§ **What this task involves**
Copy every line of the following data that includes the string "structured".

--- START ---

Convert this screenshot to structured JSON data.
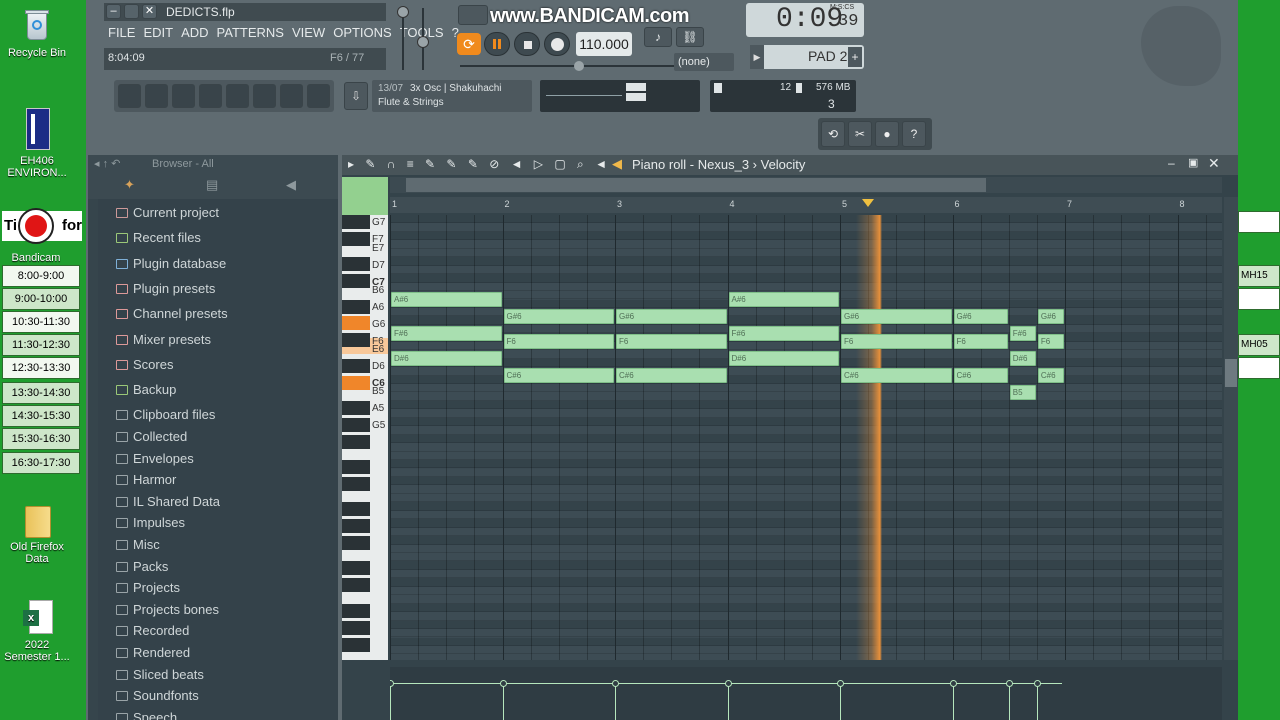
{
  "desktop": {
    "icons": [
      {
        "id": "recycle",
        "label": "Recycle Bin"
      },
      {
        "id": "eh406",
        "label": "EH406 ENVIRON..."
      },
      {
        "id": "bandicam",
        "label": "Bandicam"
      },
      {
        "id": "firefox",
        "label": "Old Firefox Data"
      },
      {
        "id": "excel",
        "label": "2022 Semester 1..."
      }
    ],
    "banner_text": "Ti",
    "banner_text2": "for",
    "schedule": [
      "8:00-9:00",
      "9:00-10:00",
      "10:30-11:30",
      "11:30-12:30",
      "12:30-13:30",
      "13:30-14:30",
      "14:30-15:30",
      "15:30-16:30",
      "16:30-17:30"
    ],
    "right_cells": [
      "MH15",
      "MH05"
    ]
  },
  "fl": {
    "file_name": "DEDICTS.flp",
    "menu": [
      "FILE",
      "EDIT",
      "ADD",
      "PATTERNS",
      "VIEW",
      "OPTIONS",
      "TOOLS",
      "?"
    ],
    "hint_time": "8:04:09",
    "hint_right": "F6 / 77",
    "tempo": "110.000",
    "time_main": "0:09",
    "time_small": "39",
    "time_unit": "M:S:CS",
    "watermark": "www.BANDICAM.com",
    "none_label": "(none)",
    "pad_label": "PAD 2",
    "channel_num": "13/07",
    "channel_name": "3x Osc | Shakuhachi",
    "channel_sub": "Flute & Strings",
    "cpu_value": "12",
    "mem_value": "576 MB",
    "poly_value": "3",
    "browser_title": "Browser - All",
    "browser_items": [
      {
        "label": "Current project"
      },
      {
        "label": "Recent files"
      },
      {
        "label": "Plugin database"
      },
      {
        "label": "Plugin presets"
      },
      {
        "label": "Channel presets"
      },
      {
        "label": "Mixer presets"
      },
      {
        "label": "Scores"
      },
      {
        "label": "Backup"
      },
      {
        "label": "Clipboard files"
      },
      {
        "label": "Collected"
      },
      {
        "label": "Envelopes"
      },
      {
        "label": "Harmor"
      },
      {
        "label": "IL Shared Data"
      },
      {
        "label": "Impulses"
      },
      {
        "label": "Misc"
      },
      {
        "label": "Packs"
      },
      {
        "label": "Projects"
      },
      {
        "label": "Projects bones"
      },
      {
        "label": "Recorded"
      },
      {
        "label": "Rendered"
      },
      {
        "label": "Sliced beats"
      },
      {
        "label": "Soundfonts"
      },
      {
        "label": "Speech"
      }
    ],
    "piano_roll_title": "Piano roll - Nexus_3 › Velocity",
    "bar_numbers": [
      "1",
      "2",
      "3",
      "4",
      "5",
      "6",
      "7",
      "8"
    ],
    "key_labels": [
      "G7",
      "F7",
      "E7",
      "D7",
      "C7",
      "B6",
      "A6",
      "G6",
      "F6",
      "E6",
      "D6",
      "C6",
      "B5",
      "A5",
      "G5"
    ],
    "notes": [
      {
        "pitch": "A#6",
        "start": 1,
        "length": 1
      },
      {
        "pitch": "A#6",
        "start": 4,
        "length": 1
      },
      {
        "pitch": "G#6",
        "start": 2,
        "length": 1
      },
      {
        "pitch": "G#6",
        "start": 3,
        "length": 1
      },
      {
        "pitch": "G#6",
        "start": 5,
        "length": 1
      },
      {
        "pitch": "G#6",
        "start": 6,
        "length": 0.5
      },
      {
        "pitch": "G#6",
        "start": 6.75,
        "length": 0.25
      },
      {
        "pitch": "F#6",
        "start": 1,
        "length": 1
      },
      {
        "pitch": "F#6",
        "start": 4,
        "length": 1
      },
      {
        "pitch": "F#6",
        "start": 6.5,
        "length": 0.25
      },
      {
        "pitch": "F6",
        "start": 2,
        "length": 1
      },
      {
        "pitch": "F6",
        "start": 3,
        "length": 1
      },
      {
        "pitch": "F6",
        "start": 5,
        "length": 1
      },
      {
        "pitch": "F6",
        "start": 6,
        "length": 0.5
      },
      {
        "pitch": "F6",
        "start": 6.75,
        "length": 0.25
      },
      {
        "pitch": "D#6",
        "start": 1,
        "length": 1
      },
      {
        "pitch": "D#6",
        "start": 4,
        "length": 1
      },
      {
        "pitch": "D#6",
        "start": 6.5,
        "length": 0.25
      },
      {
        "pitch": "C#6",
        "start": 2,
        "length": 1
      },
      {
        "pitch": "C#6",
        "start": 3,
        "length": 1
      },
      {
        "pitch": "C#6",
        "start": 5,
        "length": 1
      },
      {
        "pitch": "C#6",
        "start": 6,
        "length": 0.5
      },
      {
        "pitch": "C#6",
        "start": 6.75,
        "length": 0.25
      },
      {
        "pitch": "B5",
        "start": 6.5,
        "length": 0.25
      }
    ],
    "playhead_bar": 5.25
  }
}
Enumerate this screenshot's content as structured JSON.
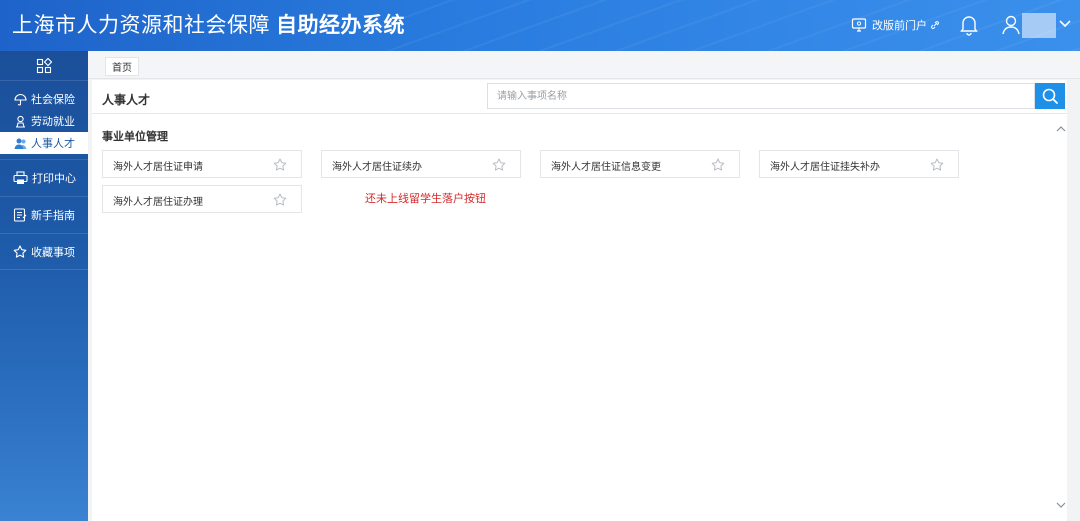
{
  "header": {
    "title_main": "上海市人力资源和社会保障",
    "title_strong": "自助经办系统",
    "portal_link": "改版前门户",
    "colors": {
      "bar": "#2a7de0",
      "accent": "#1e90e8"
    }
  },
  "sidebar": {
    "items": [
      {
        "label": "社会保险",
        "icon": "umbrella-icon"
      },
      {
        "label": "劳动就业",
        "icon": "worker-icon"
      },
      {
        "label": "人事人才",
        "icon": "users-icon",
        "active": true
      }
    ],
    "blocks": [
      {
        "label": "打印中心",
        "icon": "printer-icon"
      },
      {
        "label": "新手指南",
        "icon": "guide-icon"
      },
      {
        "label": "收藏事项",
        "icon": "star-icon"
      }
    ]
  },
  "breadcrumb": {
    "home": "首页"
  },
  "main": {
    "section_title": "人事人才",
    "search_placeholder": "请输入事项名称",
    "group_title": "事业单位管理",
    "cards": [
      "海外人才居住证申请",
      "海外人才居住证续办",
      "海外人才居住证信息变更",
      "海外人才居住证挂失补办",
      "海外人才居住证办理"
    ],
    "note": "还未上线留学生落户按钮",
    "note_color": "#d42a2a"
  }
}
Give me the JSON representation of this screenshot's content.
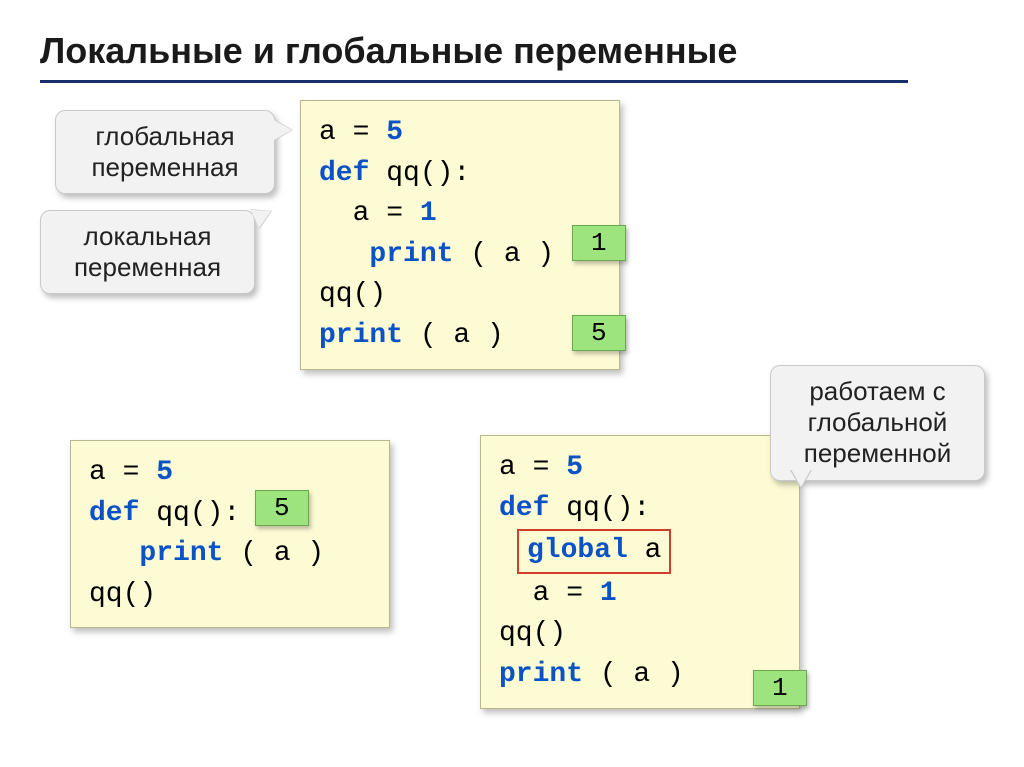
{
  "title": "Локальные и глобальные переменные",
  "callouts": {
    "global_var": {
      "line1": "глобальная",
      "line2": "переменная"
    },
    "local_var": {
      "line1": "локальная",
      "line2": "переменная"
    },
    "work_global": {
      "line1": "работаем с",
      "line2": "глобальной",
      "line3": "переменной"
    }
  },
  "code1": {
    "l1a": "a",
    "l1b": " = ",
    "l1c": "5",
    "l2a": "def",
    "l2b": " qq():",
    "l3a": "  a",
    "l3b": " = ",
    "l3c": "1",
    "l4a": "   print",
    "l4b": " ( a )",
    "l5": "qq()",
    "l6a": "print",
    "l6b": " ( a )",
    "res1": "1",
    "res2": "5"
  },
  "code2": {
    "l1a": "a",
    "l1b": " = ",
    "l1c": "5",
    "l2a": "def",
    "l2b": " qq():",
    "l3a": "   print",
    "l3b": " ( a )",
    "l4": "qq()",
    "res": "5"
  },
  "code3": {
    "l1a": "a",
    "l1b": " = ",
    "l1c": "5",
    "l2a": "def",
    "l2b": " qq():",
    "l3a": "global",
    "l3b": " a",
    "l4a": "  a",
    "l4b": " = ",
    "l4c": "1",
    "l5": "qq()",
    "l6a": "print",
    "l6b": " ( a )",
    "res": "1"
  }
}
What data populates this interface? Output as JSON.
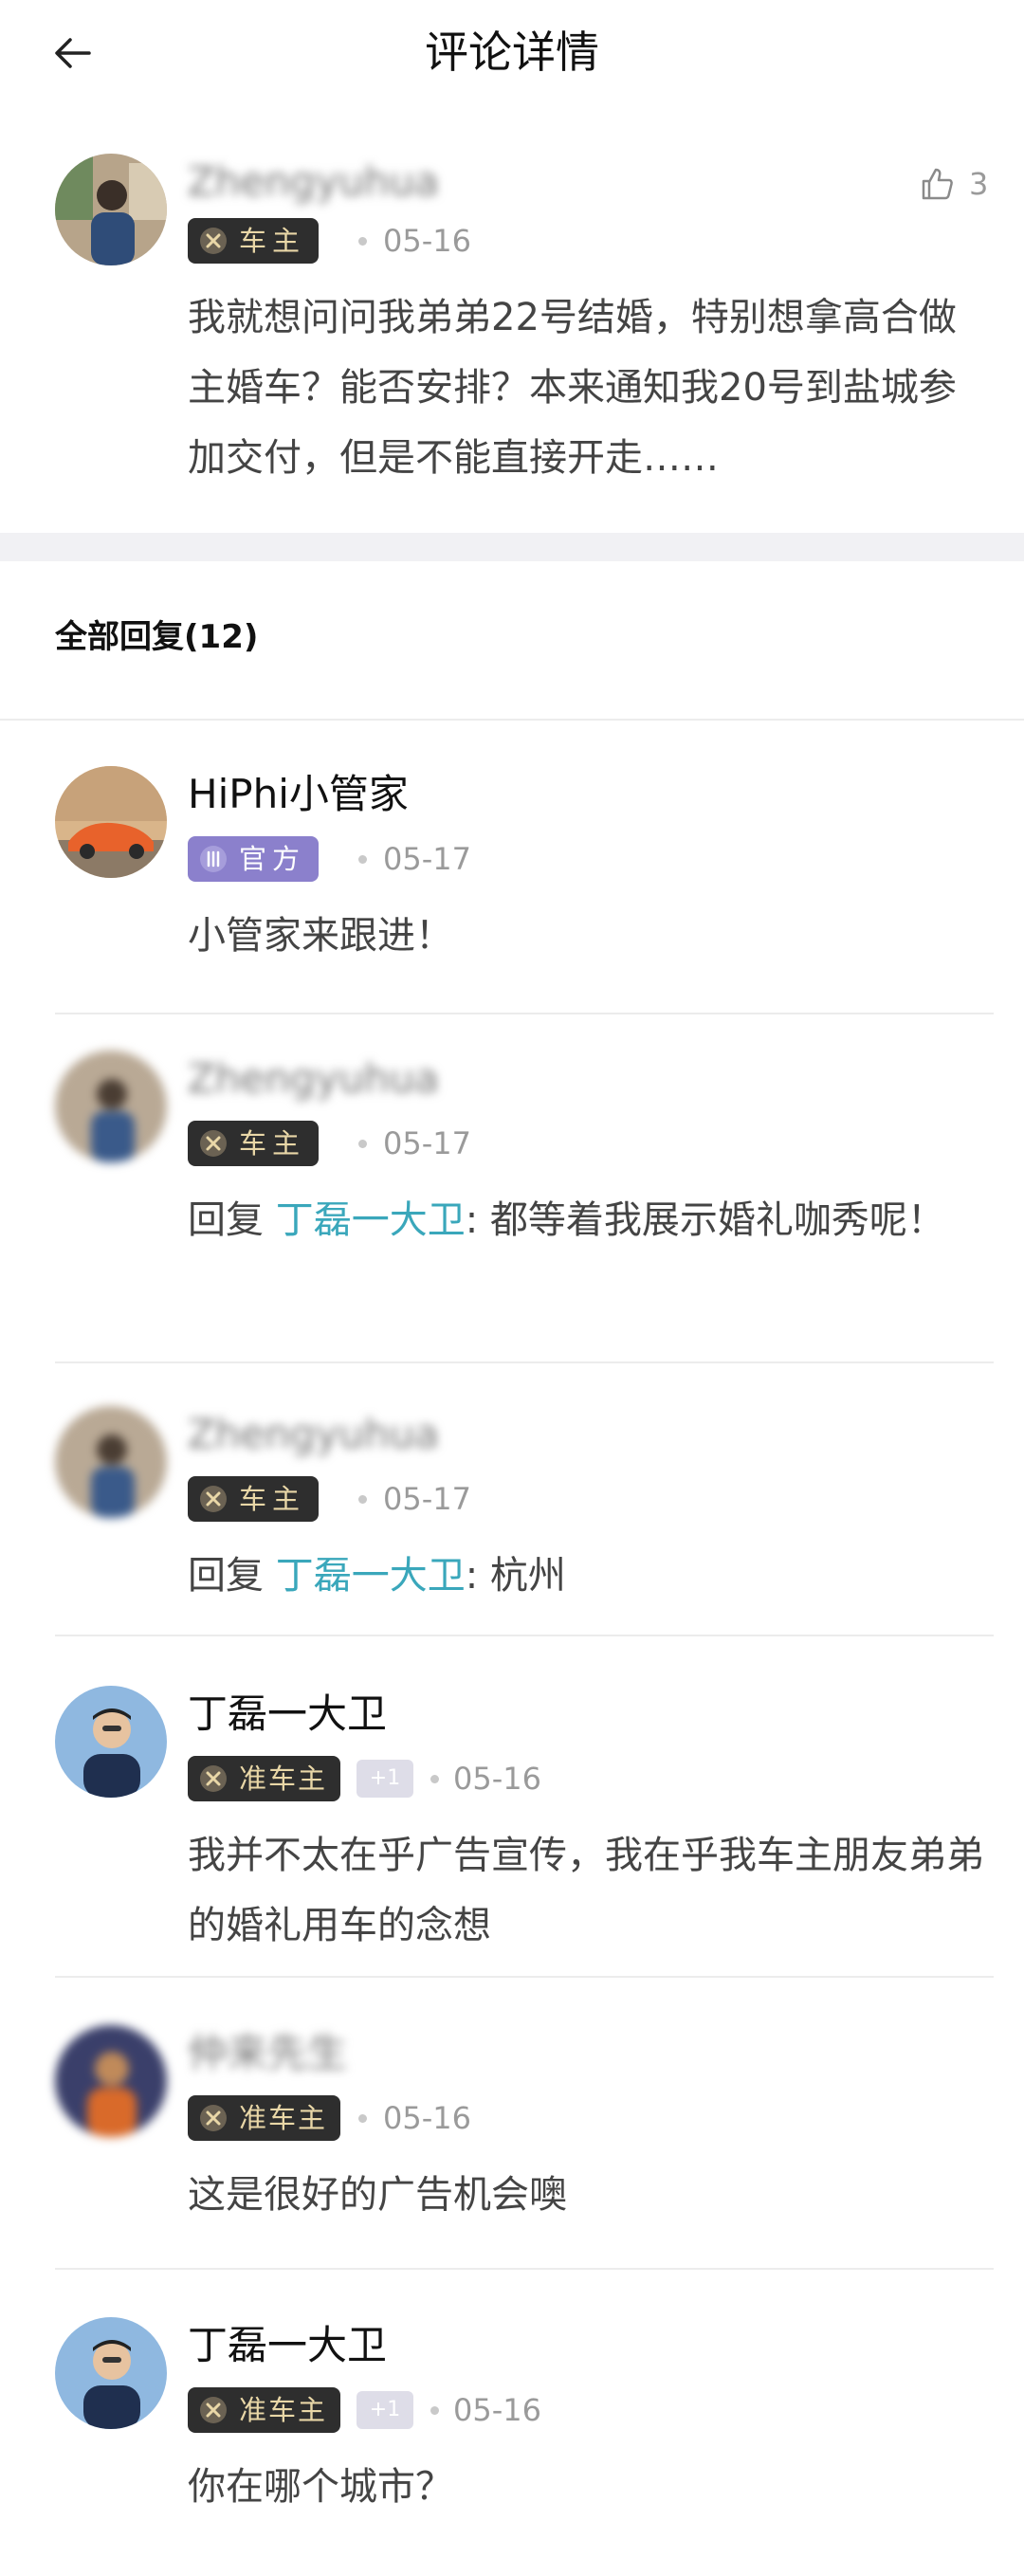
{
  "header": {
    "title": "评论详情"
  },
  "main_comment": {
    "user": "Zhengyuhua",
    "badge": "车主",
    "date": "05-16",
    "likes": "3",
    "content": "我就想问问我弟弟22号结婚，特别想拿高合做主婚车？能否安排？本来通知我20号到盐城参加交付，但是不能直接开走……"
  },
  "replies_header": "全部回复(12)",
  "replies": [
    {
      "user": "HiPhi小管家",
      "badge": "官方",
      "date": "05-17",
      "content": "小管家来跟进！"
    },
    {
      "user": "Zhengyuhua",
      "badge": "车主",
      "date": "05-17",
      "reply_prefix": "回复 ",
      "reply_to": "丁磊一大卫",
      "content": ": 都等着我展示婚礼咖秀呢！"
    },
    {
      "user": "Zhengyuhua",
      "badge": "车主",
      "date": "05-17",
      "reply_prefix": "回复 ",
      "reply_to": "丁磊一大卫",
      "content": ": 杭州"
    },
    {
      "user": "丁磊一大卫",
      "badge": "准车主",
      "plus": "+1",
      "date": "05-16",
      "content": "我并不太在乎广告宣传，我在乎我车主朋友弟弟的婚礼用车的念想"
    },
    {
      "user": "仲来先生",
      "badge": "准车主",
      "date": "05-16",
      "content": "这是很好的广告机会噢"
    },
    {
      "user": "丁磊一大卫",
      "badge": "准车主",
      "plus": "+1",
      "date": "05-16",
      "content": "你在哪个城市？"
    }
  ],
  "colors": {
    "accent_link": "#3aa7bb",
    "owner_badge_bg": "#2e2e2e",
    "owner_badge_text": "#e9d7a7",
    "official_badge_bg": "#8b80cc",
    "separator": "#f1f1f4"
  }
}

--- END ---

§ **Answer to the task**
Convert this screenshot to structured JSON data.
Enumerate this screenshot's content as structured JSON.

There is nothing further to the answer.